▶ What is required
Return the number of lines that include the string "Very", without any other text.

--- Exercise materials ---

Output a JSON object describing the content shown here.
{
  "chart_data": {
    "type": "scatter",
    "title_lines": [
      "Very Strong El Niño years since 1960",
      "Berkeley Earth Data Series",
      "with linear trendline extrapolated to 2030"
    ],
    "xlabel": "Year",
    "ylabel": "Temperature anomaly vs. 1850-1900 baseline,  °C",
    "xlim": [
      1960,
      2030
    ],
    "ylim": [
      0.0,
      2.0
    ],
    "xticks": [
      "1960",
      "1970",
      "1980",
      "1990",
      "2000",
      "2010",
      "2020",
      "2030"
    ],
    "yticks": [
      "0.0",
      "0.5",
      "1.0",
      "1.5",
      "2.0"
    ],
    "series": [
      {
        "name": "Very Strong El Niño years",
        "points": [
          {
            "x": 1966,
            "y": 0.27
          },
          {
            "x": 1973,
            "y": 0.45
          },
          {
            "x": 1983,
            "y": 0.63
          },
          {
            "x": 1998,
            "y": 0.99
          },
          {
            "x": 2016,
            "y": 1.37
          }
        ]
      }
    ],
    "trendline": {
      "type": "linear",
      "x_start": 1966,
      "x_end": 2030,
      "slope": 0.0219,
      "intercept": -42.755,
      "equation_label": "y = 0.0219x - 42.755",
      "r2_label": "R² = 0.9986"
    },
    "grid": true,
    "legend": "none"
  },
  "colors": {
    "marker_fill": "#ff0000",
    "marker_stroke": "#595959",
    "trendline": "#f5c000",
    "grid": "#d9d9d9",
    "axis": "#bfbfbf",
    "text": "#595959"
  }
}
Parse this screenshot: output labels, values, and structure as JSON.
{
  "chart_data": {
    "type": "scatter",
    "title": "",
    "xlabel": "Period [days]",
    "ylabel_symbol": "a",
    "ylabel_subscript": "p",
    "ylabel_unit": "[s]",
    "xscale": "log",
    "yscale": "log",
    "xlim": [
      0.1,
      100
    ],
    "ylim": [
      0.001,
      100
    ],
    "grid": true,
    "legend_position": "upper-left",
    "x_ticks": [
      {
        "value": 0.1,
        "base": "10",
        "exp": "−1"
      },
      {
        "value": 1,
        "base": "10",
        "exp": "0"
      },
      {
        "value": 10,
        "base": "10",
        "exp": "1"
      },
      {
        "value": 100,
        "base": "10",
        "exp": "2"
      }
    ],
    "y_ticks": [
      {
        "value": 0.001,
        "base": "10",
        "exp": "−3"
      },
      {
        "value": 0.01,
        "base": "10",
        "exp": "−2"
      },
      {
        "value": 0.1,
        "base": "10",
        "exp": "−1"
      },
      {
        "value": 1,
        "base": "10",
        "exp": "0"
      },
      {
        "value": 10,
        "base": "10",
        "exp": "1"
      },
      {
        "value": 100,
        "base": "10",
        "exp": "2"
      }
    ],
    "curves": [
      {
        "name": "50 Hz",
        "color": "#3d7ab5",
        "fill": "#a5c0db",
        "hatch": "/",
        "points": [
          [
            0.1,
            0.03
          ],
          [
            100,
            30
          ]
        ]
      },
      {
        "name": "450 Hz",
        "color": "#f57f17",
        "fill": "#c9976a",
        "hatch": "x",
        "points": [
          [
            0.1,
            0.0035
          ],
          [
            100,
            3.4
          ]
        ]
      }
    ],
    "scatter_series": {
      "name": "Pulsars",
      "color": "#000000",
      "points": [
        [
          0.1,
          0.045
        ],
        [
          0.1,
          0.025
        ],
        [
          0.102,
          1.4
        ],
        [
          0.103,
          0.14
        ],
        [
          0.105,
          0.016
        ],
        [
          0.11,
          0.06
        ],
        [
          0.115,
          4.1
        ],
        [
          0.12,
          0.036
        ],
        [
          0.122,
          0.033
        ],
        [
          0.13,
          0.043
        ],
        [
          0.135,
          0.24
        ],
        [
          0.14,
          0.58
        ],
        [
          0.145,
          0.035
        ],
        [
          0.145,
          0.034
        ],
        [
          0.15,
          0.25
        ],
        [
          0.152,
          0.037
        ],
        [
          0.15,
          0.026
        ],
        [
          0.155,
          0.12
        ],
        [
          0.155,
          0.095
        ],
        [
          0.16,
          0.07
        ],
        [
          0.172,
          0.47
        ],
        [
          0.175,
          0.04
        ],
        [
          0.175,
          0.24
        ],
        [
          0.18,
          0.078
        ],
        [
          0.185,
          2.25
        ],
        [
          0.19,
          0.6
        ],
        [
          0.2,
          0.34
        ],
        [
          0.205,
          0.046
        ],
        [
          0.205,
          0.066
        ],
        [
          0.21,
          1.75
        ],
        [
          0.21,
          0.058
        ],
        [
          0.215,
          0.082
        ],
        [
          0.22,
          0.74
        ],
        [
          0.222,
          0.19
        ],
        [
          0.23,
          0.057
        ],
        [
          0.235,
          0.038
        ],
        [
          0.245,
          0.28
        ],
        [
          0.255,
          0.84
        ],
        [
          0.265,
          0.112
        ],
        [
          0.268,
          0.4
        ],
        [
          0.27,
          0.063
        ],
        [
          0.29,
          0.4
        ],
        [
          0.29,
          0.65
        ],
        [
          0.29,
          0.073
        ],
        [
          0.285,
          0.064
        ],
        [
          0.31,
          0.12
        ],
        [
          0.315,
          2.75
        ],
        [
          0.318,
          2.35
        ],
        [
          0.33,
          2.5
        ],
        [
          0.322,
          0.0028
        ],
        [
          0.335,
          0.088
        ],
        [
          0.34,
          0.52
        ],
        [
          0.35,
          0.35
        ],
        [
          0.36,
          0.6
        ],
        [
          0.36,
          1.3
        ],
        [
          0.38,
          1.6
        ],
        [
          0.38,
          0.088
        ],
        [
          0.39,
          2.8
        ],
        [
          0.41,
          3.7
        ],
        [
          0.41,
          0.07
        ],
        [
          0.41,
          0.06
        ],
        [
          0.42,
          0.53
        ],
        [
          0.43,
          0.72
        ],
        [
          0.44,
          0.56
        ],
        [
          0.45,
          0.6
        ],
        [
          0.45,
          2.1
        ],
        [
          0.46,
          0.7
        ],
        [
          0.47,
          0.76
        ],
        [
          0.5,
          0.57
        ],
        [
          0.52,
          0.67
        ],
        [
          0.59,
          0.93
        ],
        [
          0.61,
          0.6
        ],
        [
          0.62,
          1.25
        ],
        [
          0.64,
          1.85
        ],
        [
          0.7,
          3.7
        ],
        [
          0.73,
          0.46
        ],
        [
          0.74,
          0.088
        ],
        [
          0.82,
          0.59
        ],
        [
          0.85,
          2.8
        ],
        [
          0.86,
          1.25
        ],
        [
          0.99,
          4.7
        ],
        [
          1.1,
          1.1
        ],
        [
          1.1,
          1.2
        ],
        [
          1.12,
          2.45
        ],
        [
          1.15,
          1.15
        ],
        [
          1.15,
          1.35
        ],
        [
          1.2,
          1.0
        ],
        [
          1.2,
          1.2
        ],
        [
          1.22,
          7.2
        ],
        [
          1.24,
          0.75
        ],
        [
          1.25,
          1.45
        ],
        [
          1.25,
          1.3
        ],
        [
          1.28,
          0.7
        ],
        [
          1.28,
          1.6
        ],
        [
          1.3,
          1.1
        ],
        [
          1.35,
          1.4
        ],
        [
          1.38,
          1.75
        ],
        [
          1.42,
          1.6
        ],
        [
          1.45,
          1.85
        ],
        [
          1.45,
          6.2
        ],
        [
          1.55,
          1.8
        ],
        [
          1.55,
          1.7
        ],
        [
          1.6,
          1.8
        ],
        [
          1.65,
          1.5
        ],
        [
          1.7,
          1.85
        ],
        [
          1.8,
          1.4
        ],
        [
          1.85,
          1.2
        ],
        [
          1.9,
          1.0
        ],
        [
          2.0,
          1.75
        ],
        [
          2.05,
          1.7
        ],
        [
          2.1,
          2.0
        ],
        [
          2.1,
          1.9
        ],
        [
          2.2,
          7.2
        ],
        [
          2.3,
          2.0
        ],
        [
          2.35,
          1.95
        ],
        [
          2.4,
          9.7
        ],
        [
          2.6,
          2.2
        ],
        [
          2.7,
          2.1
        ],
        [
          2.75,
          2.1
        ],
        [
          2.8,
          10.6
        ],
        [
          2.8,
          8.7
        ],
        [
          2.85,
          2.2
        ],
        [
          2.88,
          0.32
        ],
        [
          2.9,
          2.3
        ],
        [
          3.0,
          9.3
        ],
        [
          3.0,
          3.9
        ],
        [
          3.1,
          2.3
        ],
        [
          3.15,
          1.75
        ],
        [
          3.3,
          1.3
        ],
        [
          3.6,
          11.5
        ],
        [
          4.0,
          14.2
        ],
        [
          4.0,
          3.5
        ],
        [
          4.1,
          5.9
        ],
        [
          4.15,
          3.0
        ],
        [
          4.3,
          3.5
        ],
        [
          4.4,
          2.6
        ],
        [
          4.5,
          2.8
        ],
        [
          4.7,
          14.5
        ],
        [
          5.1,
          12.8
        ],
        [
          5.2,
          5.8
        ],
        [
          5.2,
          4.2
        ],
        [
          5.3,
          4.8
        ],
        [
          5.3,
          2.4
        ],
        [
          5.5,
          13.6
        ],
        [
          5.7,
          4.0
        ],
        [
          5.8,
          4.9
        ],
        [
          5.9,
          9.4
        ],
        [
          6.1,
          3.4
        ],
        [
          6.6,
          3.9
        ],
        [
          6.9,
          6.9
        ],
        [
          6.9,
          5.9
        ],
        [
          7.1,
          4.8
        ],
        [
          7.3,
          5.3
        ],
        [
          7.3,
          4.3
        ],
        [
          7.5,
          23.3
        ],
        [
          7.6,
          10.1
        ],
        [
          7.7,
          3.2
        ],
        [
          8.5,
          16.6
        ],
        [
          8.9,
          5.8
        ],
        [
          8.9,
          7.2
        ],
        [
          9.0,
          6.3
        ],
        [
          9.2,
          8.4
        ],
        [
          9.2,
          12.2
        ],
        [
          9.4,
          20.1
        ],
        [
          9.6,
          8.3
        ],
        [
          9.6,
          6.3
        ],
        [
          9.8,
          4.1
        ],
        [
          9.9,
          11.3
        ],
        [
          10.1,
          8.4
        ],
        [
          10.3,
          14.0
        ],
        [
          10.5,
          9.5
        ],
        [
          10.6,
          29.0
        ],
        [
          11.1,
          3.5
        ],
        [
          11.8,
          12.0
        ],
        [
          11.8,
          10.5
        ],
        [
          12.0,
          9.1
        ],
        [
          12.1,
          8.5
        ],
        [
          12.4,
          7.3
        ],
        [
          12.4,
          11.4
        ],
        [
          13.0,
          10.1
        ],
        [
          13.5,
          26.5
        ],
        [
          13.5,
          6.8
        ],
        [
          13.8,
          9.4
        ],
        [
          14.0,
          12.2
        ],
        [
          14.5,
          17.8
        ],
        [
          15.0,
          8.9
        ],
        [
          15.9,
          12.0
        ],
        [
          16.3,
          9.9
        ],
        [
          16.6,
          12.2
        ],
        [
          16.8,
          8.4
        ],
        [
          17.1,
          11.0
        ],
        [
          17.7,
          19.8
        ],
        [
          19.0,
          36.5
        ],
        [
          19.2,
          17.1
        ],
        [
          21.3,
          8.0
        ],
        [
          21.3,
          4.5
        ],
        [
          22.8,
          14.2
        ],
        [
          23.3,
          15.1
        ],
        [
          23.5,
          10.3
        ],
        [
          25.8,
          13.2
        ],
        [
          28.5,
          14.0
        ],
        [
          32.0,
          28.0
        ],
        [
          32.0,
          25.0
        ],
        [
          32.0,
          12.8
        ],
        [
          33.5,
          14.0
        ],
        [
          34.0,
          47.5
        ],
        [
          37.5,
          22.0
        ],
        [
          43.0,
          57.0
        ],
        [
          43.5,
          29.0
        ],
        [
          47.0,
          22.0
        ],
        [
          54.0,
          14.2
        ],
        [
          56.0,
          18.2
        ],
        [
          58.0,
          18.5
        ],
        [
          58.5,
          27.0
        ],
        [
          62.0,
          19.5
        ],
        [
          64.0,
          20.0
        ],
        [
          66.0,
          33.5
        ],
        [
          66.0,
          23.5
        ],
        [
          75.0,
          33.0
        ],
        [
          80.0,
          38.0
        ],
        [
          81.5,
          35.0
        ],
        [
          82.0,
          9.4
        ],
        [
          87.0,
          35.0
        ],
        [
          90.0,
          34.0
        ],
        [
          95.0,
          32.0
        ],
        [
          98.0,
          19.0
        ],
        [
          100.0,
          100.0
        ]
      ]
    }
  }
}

---

▶ Output for this task
2